Your objective:
Look through the data below and say how many of its lines contain "euros", adding nothing else.

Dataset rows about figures
☆ ☆ ☆ ☆ ☆ ☆ ☆

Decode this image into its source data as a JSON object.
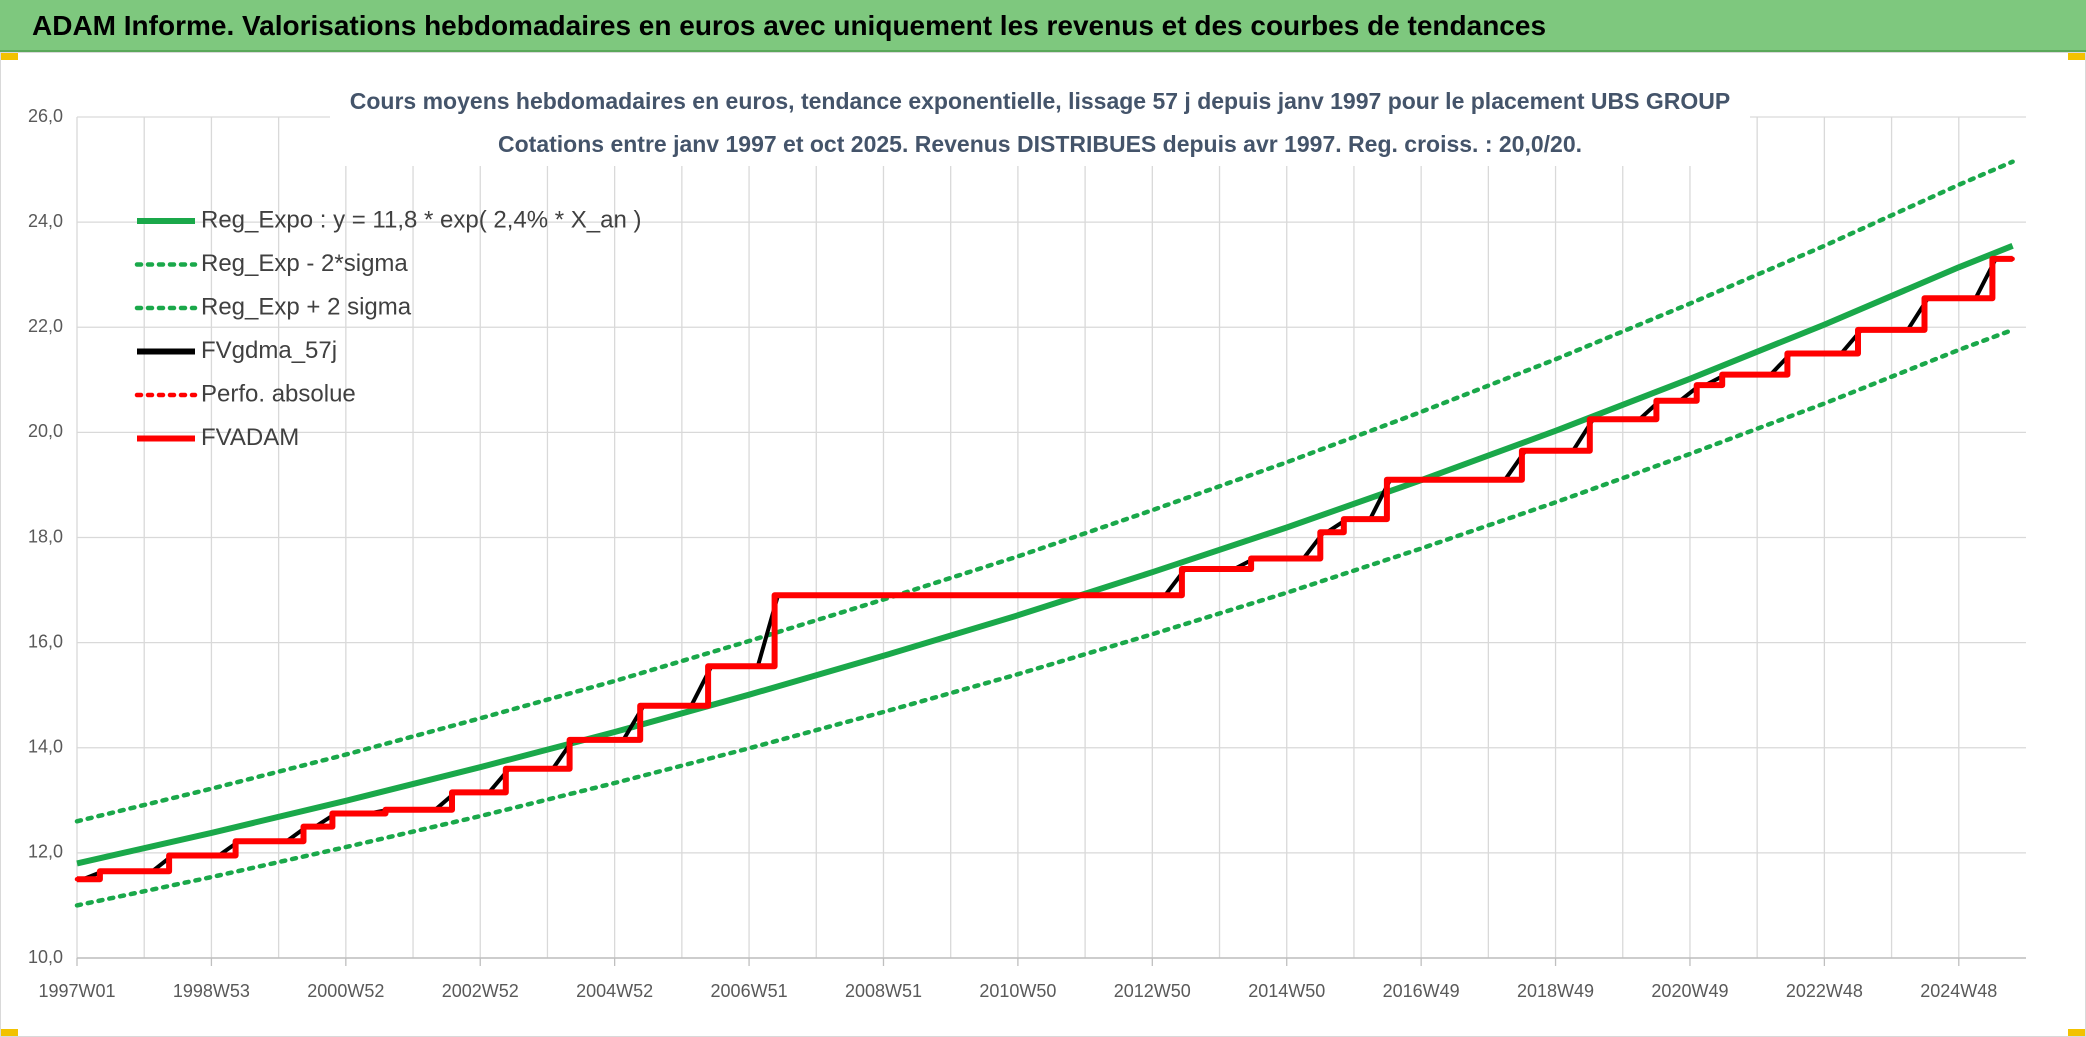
{
  "header": {
    "title": "ADAM Informe. Valorisations hebdomadaires en euros avec uniquement les revenus et des courbes de tendances"
  },
  "chart_data": {
    "type": "line",
    "title": "Cours moyens hebdomadaires en euros, tendance exponentielle, lissage 57 j depuis janv 1997 pour le placement UBS GROUP",
    "subtitle": "Cotations entre janv 1997 et oct 2025. Revenus DISTRIBUES depuis avr 1997. Reg. croiss. : 20,0/20.",
    "xlim": [
      1997.0,
      2026.0
    ],
    "xticks": [
      {
        "value": 1997,
        "label": "1997W01"
      },
      {
        "value": 1999,
        "label": "1998W53"
      },
      {
        "value": 2001,
        "label": "2000W52"
      },
      {
        "value": 2003,
        "label": "2002W52"
      },
      {
        "value": 2005,
        "label": "2004W52"
      },
      {
        "value": 2007,
        "label": "2006W51"
      },
      {
        "value": 2009,
        "label": "2008W51"
      },
      {
        "value": 2011,
        "label": "2010W50"
      },
      {
        "value": 2013,
        "label": "2012W50"
      },
      {
        "value": 2015,
        "label": "2014W50"
      },
      {
        "value": 2017,
        "label": "2016W49"
      },
      {
        "value": 2019,
        "label": "2018W49"
      },
      {
        "value": 2021,
        "label": "2020W49"
      },
      {
        "value": 2023,
        "label": "2022W48"
      },
      {
        "value": 2025,
        "label": "2024W48"
      }
    ],
    "ylim": [
      10,
      26
    ],
    "yticks": [
      {
        "value": 10,
        "label": "10,0"
      },
      {
        "value": 12,
        "label": "12,0"
      },
      {
        "value": 14,
        "label": "14,0"
      },
      {
        "value": 16,
        "label": "16,0"
      },
      {
        "value": 18,
        "label": "18,0"
      },
      {
        "value": 20,
        "label": "20,0"
      },
      {
        "value": 22,
        "label": "22,0"
      },
      {
        "value": 24,
        "label": "24,0"
      },
      {
        "value": 26,
        "label": "26,0"
      }
    ],
    "grid": true,
    "legend": "top-left",
    "series": [
      {
        "name": "Reg_Expo : y = 11,8 * exp( 2,4% *  X_an )",
        "color": "#1aa84a",
        "style": "solid",
        "x": [
          1997,
          1999,
          2001,
          2003,
          2005,
          2007,
          2009,
          2011,
          2013,
          2015,
          2017,
          2019,
          2021,
          2023,
          2025,
          2025.8
        ],
        "values": [
          11.8,
          12.38,
          12.99,
          13.63,
          14.3,
          15.01,
          15.75,
          16.52,
          17.34,
          18.19,
          19.09,
          20.03,
          21.02,
          22.05,
          23.14,
          23.55
        ]
      },
      {
        "name": "Reg_Exp - 2*sigma",
        "color": "#1aa84a",
        "style": "dotted",
        "x": [
          1997,
          1999,
          2001,
          2003,
          2005,
          2007,
          2009,
          2011,
          2013,
          2015,
          2017,
          2019,
          2021,
          2023,
          2025,
          2025.8
        ],
        "values": [
          11.0,
          11.54,
          12.11,
          12.7,
          13.33,
          13.99,
          14.68,
          15.4,
          16.16,
          16.95,
          17.79,
          18.67,
          19.59,
          20.55,
          21.57,
          21.95
        ]
      },
      {
        "name": "Reg_Exp + 2 sigma",
        "color": "#1aa84a",
        "style": "dotted",
        "x": [
          1997,
          1999,
          2001,
          2003,
          2005,
          2007,
          2009,
          2011,
          2013,
          2015,
          2017,
          2019,
          2021,
          2023,
          2025,
          2025.8
        ],
        "values": [
          12.6,
          13.22,
          13.87,
          14.56,
          15.27,
          16.03,
          16.82,
          17.64,
          18.52,
          19.43,
          20.39,
          21.39,
          22.45,
          23.55,
          24.71,
          25.15
        ]
      },
      {
        "name": "FVgdma_57j",
        "color": "#000000",
        "style": "solid",
        "x": [
          1997.0,
          1997.09,
          1997.39,
          1998.12,
          1998.42,
          1999.11,
          1999.41,
          2000.12,
          2000.42,
          2000.55,
          2000.85,
          2001.34,
          2001.64,
          2002.33,
          2002.63,
          2003.13,
          2003.43,
          2004.08,
          2004.38,
          2005.13,
          2005.43,
          2006.14,
          2006.44,
          2007.13,
          2007.43,
          2013.19,
          2013.49,
          2014.22,
          2014.52,
          2015.25,
          2015.55,
          2015.6,
          2015.9,
          2016.24,
          2016.54,
          2018.25,
          2018.55,
          2019.26,
          2019.56,
          2020.25,
          2020.55,
          2020.85,
          2021.15,
          2021.23,
          2021.53,
          2022.2,
          2022.5,
          2023.25,
          2023.55,
          2024.24,
          2024.54,
          2025.25,
          2025.55,
          2025.8
        ],
        "values": [
          11.5,
          11.5,
          11.65,
          11.65,
          11.95,
          11.95,
          12.22,
          12.22,
          12.5,
          12.5,
          12.75,
          12.75,
          12.82,
          12.82,
          13.15,
          13.15,
          13.6,
          13.6,
          14.15,
          14.15,
          14.8,
          14.8,
          15.55,
          15.55,
          16.9,
          16.9,
          17.4,
          17.4,
          17.6,
          17.6,
          18.1,
          18.1,
          18.35,
          18.35,
          19.1,
          19.1,
          19.65,
          19.65,
          20.25,
          20.25,
          20.6,
          20.6,
          20.9,
          20.9,
          21.1,
          21.1,
          21.5,
          21.5,
          21.95,
          21.95,
          22.55,
          22.55,
          23.3,
          23.3
        ]
      },
      {
        "name": "Perfo. absolue",
        "color": "#ff0000",
        "style": "dotted",
        "x": [
          1997.0,
          1997.34,
          1997.34,
          1998.37,
          1998.37,
          1999.36,
          1999.36,
          2000.37,
          2000.37,
          2000.8,
          2000.8,
          2001.59,
          2001.59,
          2002.58,
          2002.58,
          2003.38,
          2003.38,
          2004.33,
          2004.33,
          2005.38,
          2005.38,
          2006.39,
          2006.39,
          2007.38,
          2007.38,
          2013.44,
          2013.44,
          2014.47,
          2014.47,
          2015.5,
          2015.5,
          2015.85,
          2015.85,
          2016.49,
          2016.49,
          2018.5,
          2018.5,
          2019.51,
          2019.51,
          2020.5,
          2020.5,
          2021.1,
          2021.1,
          2021.48,
          2021.48,
          2022.45,
          2022.45,
          2023.5,
          2023.5,
          2024.49,
          2024.49,
          2025.5,
          2025.5,
          2025.8
        ],
        "values": [
          11.5,
          11.5,
          11.65,
          11.65,
          11.95,
          11.95,
          12.22,
          12.22,
          12.5,
          12.5,
          12.75,
          12.75,
          12.82,
          12.82,
          13.15,
          13.15,
          13.6,
          13.6,
          14.15,
          14.15,
          14.8,
          14.8,
          15.55,
          15.55,
          16.9,
          16.9,
          17.4,
          17.4,
          17.6,
          17.6,
          18.1,
          18.1,
          18.35,
          18.35,
          19.1,
          19.1,
          19.65,
          19.65,
          20.25,
          20.25,
          20.6,
          20.6,
          20.9,
          20.9,
          21.1,
          21.1,
          21.5,
          21.5,
          21.95,
          21.95,
          22.55,
          22.55,
          23.3,
          23.3
        ]
      },
      {
        "name": "FVADAM",
        "color": "#ff0000",
        "style": "solid",
        "x": [
          1997.0,
          1997.34,
          1997.34,
          1998.37,
          1998.37,
          1999.36,
          1999.36,
          2000.37,
          2000.37,
          2000.8,
          2000.8,
          2001.59,
          2001.59,
          2002.58,
          2002.58,
          2003.38,
          2003.38,
          2004.33,
          2004.33,
          2005.38,
          2005.38,
          2006.39,
          2006.39,
          2007.38,
          2007.38,
          2013.44,
          2013.44,
          2014.47,
          2014.47,
          2015.5,
          2015.5,
          2015.85,
          2015.85,
          2016.49,
          2016.49,
          2018.5,
          2018.5,
          2019.51,
          2019.51,
          2020.5,
          2020.5,
          2021.1,
          2021.1,
          2021.48,
          2021.48,
          2022.45,
          2022.45,
          2023.5,
          2023.5,
          2024.49,
          2024.49,
          2025.5,
          2025.5,
          2025.8
        ],
        "values": [
          11.5,
          11.5,
          11.65,
          11.65,
          11.95,
          11.95,
          12.22,
          12.22,
          12.5,
          12.5,
          12.75,
          12.75,
          12.82,
          12.82,
          13.15,
          13.15,
          13.6,
          13.6,
          14.15,
          14.15,
          14.8,
          14.8,
          15.55,
          15.55,
          16.9,
          16.9,
          17.4,
          17.4,
          17.6,
          17.6,
          18.1,
          18.1,
          18.35,
          18.35,
          19.1,
          19.1,
          19.65,
          19.65,
          20.25,
          20.25,
          20.6,
          20.6,
          20.9,
          20.9,
          21.1,
          21.1,
          21.5,
          21.5,
          21.95,
          21.95,
          22.55,
          22.55,
          23.3,
          23.3
        ]
      }
    ]
  }
}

☆ ☆ ☆ ☆ ☆ ☆ ☆

The result:
2